TASK STATEMENT
Write the entries below out again exactly; any picture in them stays out.

(Dataset records on visual material)

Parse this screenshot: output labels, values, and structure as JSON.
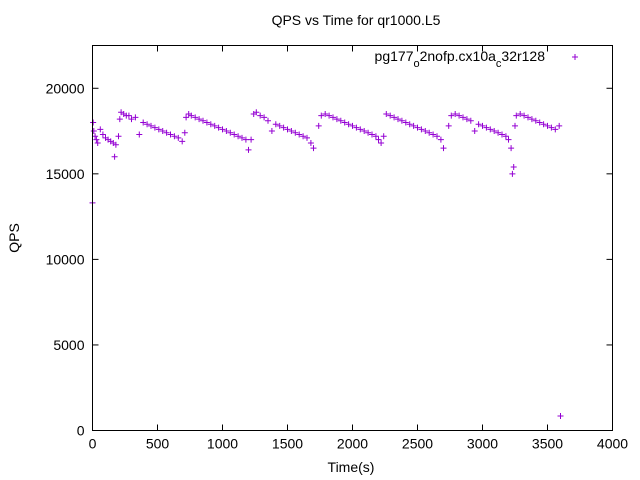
{
  "chart_data": {
    "type": "scatter",
    "title": "QPS vs Time for qr1000.L5",
    "xlabel": "Time(s)",
    "ylabel": "QPS",
    "xlim": [
      0,
      4000
    ],
    "ylim": [
      0,
      22500
    ],
    "xticks": [
      "0",
      "500",
      "1000",
      "1500",
      "2000",
      "2500",
      "3000",
      "3500",
      "4000"
    ],
    "yticks": [
      "0",
      "5000",
      "10000",
      "15000",
      "20000"
    ],
    "grid": false,
    "legend_position": "top-right",
    "series": [
      {
        "name": "pg177_o2nofp.cx10a_c32r128",
        "legend_parts": [
          {
            "text": "pg177",
            "sub": false
          },
          {
            "text": "o",
            "sub": true
          },
          {
            "text": "2nofp.cx10a",
            "sub": false
          },
          {
            "text": "c",
            "sub": true
          },
          {
            "text": "32r128",
            "sub": false
          }
        ],
        "color": "#9400d3",
        "marker": "plus",
        "points": [
          [
            0,
            13300
          ],
          [
            5,
            18000
          ],
          [
            10,
            17500
          ],
          [
            20,
            17200
          ],
          [
            30,
            17000
          ],
          [
            40,
            16800
          ],
          [
            60,
            17600
          ],
          [
            80,
            17300
          ],
          [
            100,
            17100
          ],
          [
            120,
            17000
          ],
          [
            140,
            16900
          ],
          [
            160,
            16800
          ],
          [
            170,
            16000
          ],
          [
            180,
            16700
          ],
          [
            200,
            17200
          ],
          [
            210,
            18200
          ],
          [
            220,
            18600
          ],
          [
            240,
            18500
          ],
          [
            260,
            18400
          ],
          [
            280,
            18400
          ],
          [
            300,
            18200
          ],
          [
            330,
            18300
          ],
          [
            360,
            17300
          ],
          [
            390,
            18000
          ],
          [
            420,
            17900
          ],
          [
            450,
            17800
          ],
          [
            480,
            17700
          ],
          [
            510,
            17600
          ],
          [
            540,
            17500
          ],
          [
            570,
            17400
          ],
          [
            600,
            17300
          ],
          [
            630,
            17200
          ],
          [
            660,
            17100
          ],
          [
            690,
            16900
          ],
          [
            710,
            17400
          ],
          [
            720,
            18300
          ],
          [
            740,
            18500
          ],
          [
            760,
            18400
          ],
          [
            790,
            18300
          ],
          [
            820,
            18200
          ],
          [
            850,
            18100
          ],
          [
            880,
            18000
          ],
          [
            910,
            17900
          ],
          [
            940,
            17800
          ],
          [
            970,
            17700
          ],
          [
            1000,
            17600
          ],
          [
            1030,
            17500
          ],
          [
            1060,
            17400
          ],
          [
            1090,
            17300
          ],
          [
            1120,
            17200
          ],
          [
            1150,
            17100
          ],
          [
            1180,
            17000
          ],
          [
            1200,
            16400
          ],
          [
            1220,
            17000
          ],
          [
            1240,
            18500
          ],
          [
            1260,
            18600
          ],
          [
            1290,
            18400
          ],
          [
            1320,
            18300
          ],
          [
            1350,
            18100
          ],
          [
            1380,
            17500
          ],
          [
            1410,
            17900
          ],
          [
            1440,
            17800
          ],
          [
            1470,
            17700
          ],
          [
            1500,
            17600
          ],
          [
            1530,
            17500
          ],
          [
            1560,
            17400
          ],
          [
            1590,
            17300
          ],
          [
            1620,
            17200
          ],
          [
            1650,
            17100
          ],
          [
            1680,
            16800
          ],
          [
            1700,
            16500
          ],
          [
            1740,
            17800
          ],
          [
            1760,
            18400
          ],
          [
            1790,
            18500
          ],
          [
            1820,
            18400
          ],
          [
            1850,
            18300
          ],
          [
            1880,
            18200
          ],
          [
            1910,
            18100
          ],
          [
            1940,
            18000
          ],
          [
            1970,
            17900
          ],
          [
            2000,
            17800
          ],
          [
            2030,
            17700
          ],
          [
            2060,
            17600
          ],
          [
            2090,
            17500
          ],
          [
            2120,
            17400
          ],
          [
            2150,
            17300
          ],
          [
            2180,
            17200
          ],
          [
            2200,
            17000
          ],
          [
            2220,
            16800
          ],
          [
            2240,
            17200
          ],
          [
            2260,
            18500
          ],
          [
            2290,
            18400
          ],
          [
            2320,
            18300
          ],
          [
            2350,
            18200
          ],
          [
            2380,
            18100
          ],
          [
            2410,
            18000
          ],
          [
            2440,
            17900
          ],
          [
            2470,
            17800
          ],
          [
            2500,
            17700
          ],
          [
            2530,
            17600
          ],
          [
            2560,
            17500
          ],
          [
            2590,
            17400
          ],
          [
            2620,
            17300
          ],
          [
            2650,
            17200
          ],
          [
            2680,
            17000
          ],
          [
            2700,
            16500
          ],
          [
            2740,
            17800
          ],
          [
            2760,
            18400
          ],
          [
            2790,
            18500
          ],
          [
            2820,
            18400
          ],
          [
            2850,
            18300
          ],
          [
            2880,
            18200
          ],
          [
            2910,
            18100
          ],
          [
            2940,
            17500
          ],
          [
            2970,
            17900
          ],
          [
            3000,
            17800
          ],
          [
            3030,
            17700
          ],
          [
            3060,
            17600
          ],
          [
            3090,
            17500
          ],
          [
            3120,
            17400
          ],
          [
            3150,
            17300
          ],
          [
            3180,
            17200
          ],
          [
            3200,
            17000
          ],
          [
            3220,
            16500
          ],
          [
            3230,
            15000
          ],
          [
            3240,
            15400
          ],
          [
            3250,
            17800
          ],
          [
            3260,
            18400
          ],
          [
            3290,
            18500
          ],
          [
            3320,
            18400
          ],
          [
            3350,
            18300
          ],
          [
            3380,
            18200
          ],
          [
            3410,
            18100
          ],
          [
            3440,
            18000
          ],
          [
            3470,
            17900
          ],
          [
            3500,
            17800
          ],
          [
            3530,
            17700
          ],
          [
            3560,
            17600
          ],
          [
            3590,
            17800
          ],
          [
            3600,
            850
          ]
        ]
      }
    ]
  }
}
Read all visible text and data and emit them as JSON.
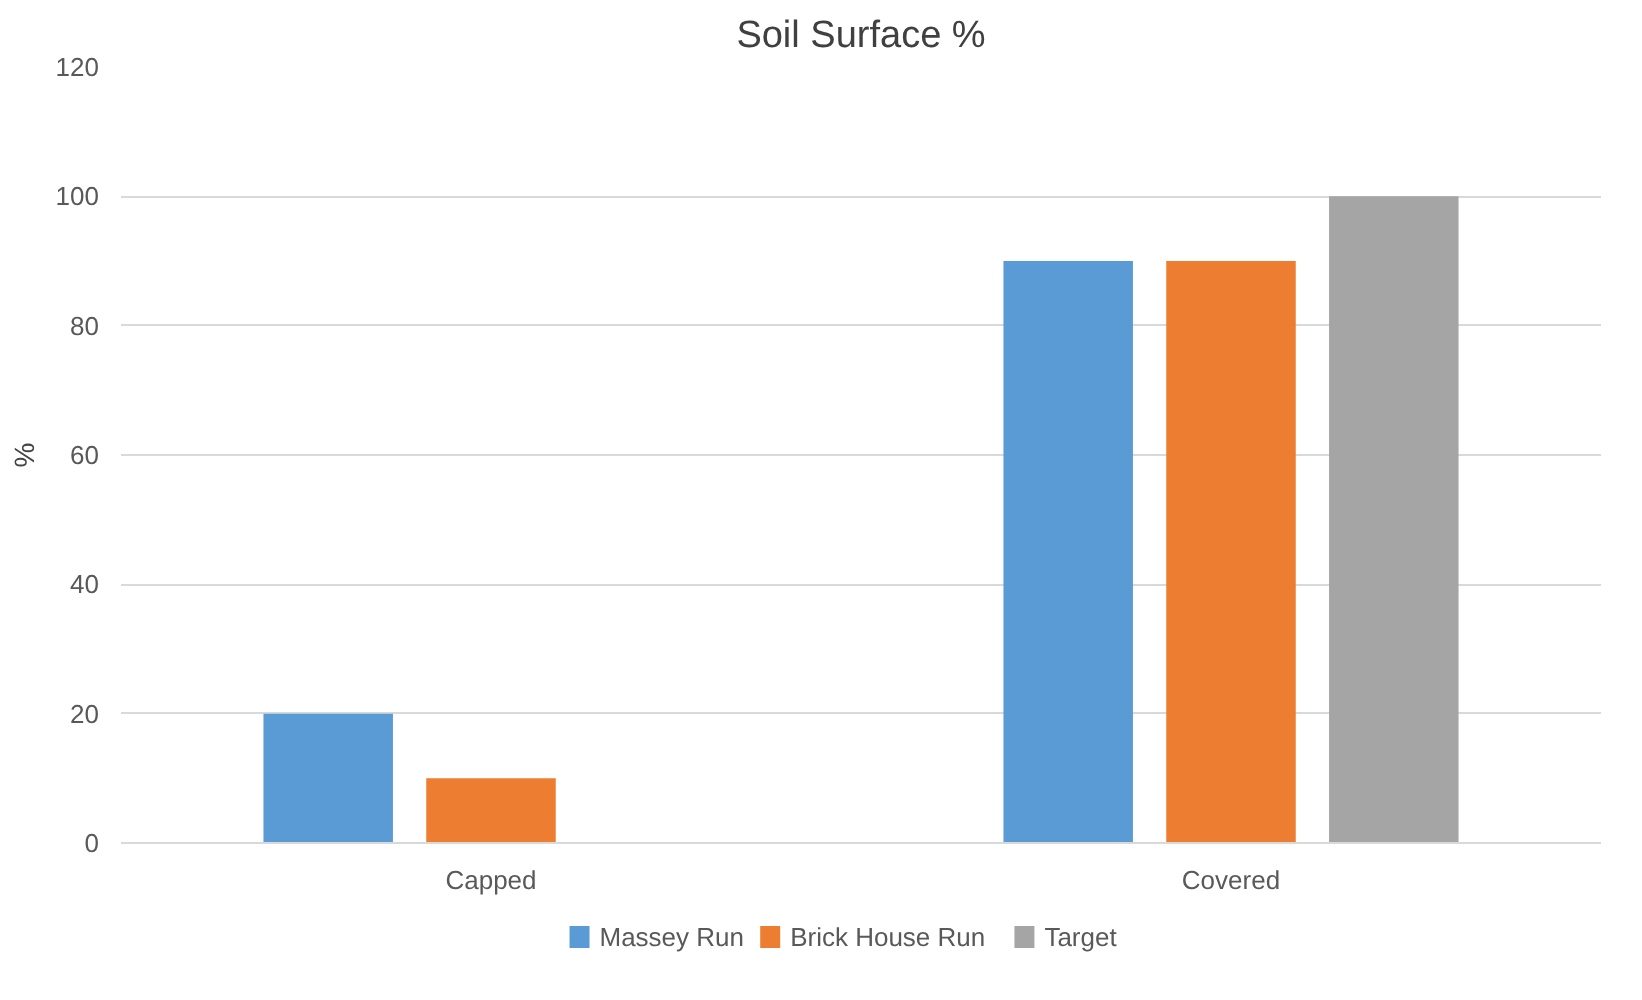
{
  "chart_data": {
    "type": "bar",
    "title": "Soil Surface %",
    "ylabel": "%",
    "categories": [
      "Capped",
      "Covered"
    ],
    "series": [
      {
        "name": "Massey Run",
        "color": "#5b9bd5",
        "values": [
          20,
          90
        ]
      },
      {
        "name": "Brick House Run",
        "color": "#ed7d31",
        "values": [
          10,
          90
        ]
      },
      {
        "name": "Target",
        "color": "#a5a5a5",
        "values": [
          0,
          100
        ]
      }
    ],
    "ylim": [
      0,
      120
    ],
    "yticks": [
      0,
      20,
      40,
      60,
      80,
      100,
      120
    ],
    "grid": "y",
    "legend": "bottom"
  }
}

THE RESULT
Parse this screenshot: output labels, values, and structure as JSON.
{
  "chart_data": {
    "type": "scatter",
    "title": "QPS vs Time for qr1000.L5",
    "xlabel": "Time(s)",
    "ylabel": "QPS",
    "xlim": [
      0,
      4000
    ],
    "ylim": [
      0,
      22500
    ],
    "xticks": [
      "0",
      "500",
      "1000",
      "1500",
      "2000",
      "2500",
      "3000",
      "3500",
      "4000"
    ],
    "yticks": [
      "0",
      "5000",
      "10000",
      "15000",
      "20000"
    ],
    "grid": false,
    "legend_position": "top-right",
    "series": [
      {
        "name": "pg177_o2nofp.cx10a_c32r128",
        "legend_parts": [
          {
            "text": "pg177",
            "sub": false
          },
          {
            "text": "o",
            "sub": true
          },
          {
            "text": "2nofp.cx10a",
            "sub": false
          },
          {
            "text": "c",
            "sub": true
          },
          {
            "text": "32r128",
            "sub": false
          }
        ],
        "color": "#9400d3",
        "marker": "plus",
        "points": [
          [
            0,
            13300
          ],
          [
            5,
            18000
          ],
          [
            10,
            17500
          ],
          [
            20,
            17200
          ],
          [
            30,
            17000
          ],
          [
            40,
            16800
          ],
          [
            60,
            17600
          ],
          [
            80,
            17300
          ],
          [
            100,
            17100
          ],
          [
            120,
            17000
          ],
          [
            140,
            16900
          ],
          [
            160,
            16800
          ],
          [
            170,
            16000
          ],
          [
            180,
            16700
          ],
          [
            200,
            17200
          ],
          [
            210,
            18200
          ],
          [
            220,
            18600
          ],
          [
            240,
            18500
          ],
          [
            260,
            18400
          ],
          [
            280,
            18400
          ],
          [
            300,
            18200
          ],
          [
            330,
            18300
          ],
          [
            360,
            17300
          ],
          [
            390,
            18000
          ],
          [
            420,
            17900
          ],
          [
            450,
            17800
          ],
          [
            480,
            17700
          ],
          [
            510,
            17600
          ],
          [
            540,
            17500
          ],
          [
            570,
            17400
          ],
          [
            600,
            17300
          ],
          [
            630,
            17200
          ],
          [
            660,
            17100
          ],
          [
            690,
            16900
          ],
          [
            710,
            17400
          ],
          [
            720,
            18300
          ],
          [
            740,
            18500
          ],
          [
            760,
            18400
          ],
          [
            790,
            18300
          ],
          [
            820,
            18200
          ],
          [
            850,
            18100
          ],
          [
            880,
            18000
          ],
          [
            910,
            17900
          ],
          [
            940,
            17800
          ],
          [
            970,
            17700
          ],
          [
            1000,
            17600
          ],
          [
            1030,
            17500
          ],
          [
            1060,
            17400
          ],
          [
            1090,
            17300
          ],
          [
            1120,
            17200
          ],
          [
            1150,
            17100
          ],
          [
            1180,
            17000
          ],
          [
            1200,
            16400
          ],
          [
            1220,
            17000
          ],
          [
            1240,
            18500
          ],
          [
            1260,
            18600
          ],
          [
            1290,
            18400
          ],
          [
            1320,
            18300
          ],
          [
            1350,
            18100
          ],
          [
            1380,
            17500
          ],
          [
            1410,
            17900
          ],
          [
            1440,
            17800
          ],
          [
            1470,
            17700
          ],
          [
            1500,
            17600
          ],
          [
            1530,
            17500
          ],
          [
            1560,
            17400
          ],
          [
            1590,
            17300
          ],
          [
            1620,
            17200
          ],
          [
            1650,
            17100
          ],
          [
            1680,
            16800
          ],
          [
            1700,
            16500
          ],
          [
            1740,
            17800
          ],
          [
            1760,
            18400
          ],
          [
            1790,
            18500
          ],
          [
            1820,
            18400
          ],
          [
            1850,
            18300
          ],
          [
            1880,
            18200
          ],
          [
            1910,
            18100
          ],
          [
            1940,
            18000
          ],
          [
            1970,
            17900
          ],
          [
            2000,
            17800
          ],
          [
            2030,
            17700
          ],
          [
            2060,
            17600
          ],
          [
            2090,
            17500
          ],
          [
            2120,
            17400
          ],
          [
            2150,
            17300
          ],
          [
            2180,
            17200
          ],
          [
            2200,
            17000
          ],
          [
            2220,
            16800
          ],
          [
            2240,
            17200
          ],
          [
            2260,
            18500
          ],
          [
            2290,
            18400
          ],
          [
            2320,
            18300
          ],
          [
            2350,
            18200
          ],
          [
            2380,
            18100
          ],
          [
            2410,
            18000
          ],
          [
            2440,
            17900
          ],
          [
            2470,
            17800
          ],
          [
            2500,
            17700
          ],
          [
            2530,
            17600
          ],
          [
            2560,
            17500
          ],
          [
            2590,
            17400
          ],
          [
            2620,
            17300
          ],
          [
            2650,
            17200
          ],
          [
            2680,
            17000
          ],
          [
            2700,
            16500
          ],
          [
            2740,
            17800
          ],
          [
            2760,
            18400
          ],
          [
            2790,
            18500
          ],
          [
            2820,
            18400
          ],
          [
            2850,
            18300
          ],
          [
            2880,
            18200
          ],
          [
            2910,
            18100
          ],
          [
            2940,
            17500
          ],
          [
            2970,
            17900
          ],
          [
            3000,
            17800
          ],
          [
            3030,
            17700
          ],
          [
            3060,
            17600
          ],
          [
            3090,
            17500
          ],
          [
            3120,
            17400
          ],
          [
            3150,
            17300
          ],
          [
            3180,
            17200
          ],
          [
            3200,
            17000
          ],
          [
            3220,
            16500
          ],
          [
            3230,
            15000
          ],
          [
            3240,
            15400
          ],
          [
            3250,
            17800
          ],
          [
            3260,
            18400
          ],
          [
            3290,
            18500
          ],
          [
            3320,
            18400
          ],
          [
            3350,
            18300
          ],
          [
            3380,
            18200
          ],
          [
            3410,
            18100
          ],
          [
            3440,
            18000
          ],
          [
            3470,
            17900
          ],
          [
            3500,
            17800
          ],
          [
            3530,
            17700
          ],
          [
            3560,
            17600
          ],
          [
            3590,
            17800
          ],
          [
            3600,
            850
          ]
        ]
      }
    ]
  }
}
Read all visible text and data and emit them as JSON.
{
  "chart_data": {
    "type": "bar",
    "title": "Soil Surface %",
    "ylabel": "%",
    "categories": [
      "Capped",
      "Covered"
    ],
    "series": [
      {
        "name": "Massey Run",
        "color": "#5b9bd5",
        "values": [
          20,
          90
        ]
      },
      {
        "name": "Brick House Run",
        "color": "#ed7d31",
        "values": [
          10,
          90
        ]
      },
      {
        "name": "Target",
        "color": "#a5a5a5",
        "values": [
          0,
          100
        ]
      }
    ],
    "ylim": [
      0,
      120
    ],
    "yticks": [
      0,
      20,
      40,
      60,
      80,
      100,
      120
    ],
    "grid": "y",
    "legend": "bottom"
  }
}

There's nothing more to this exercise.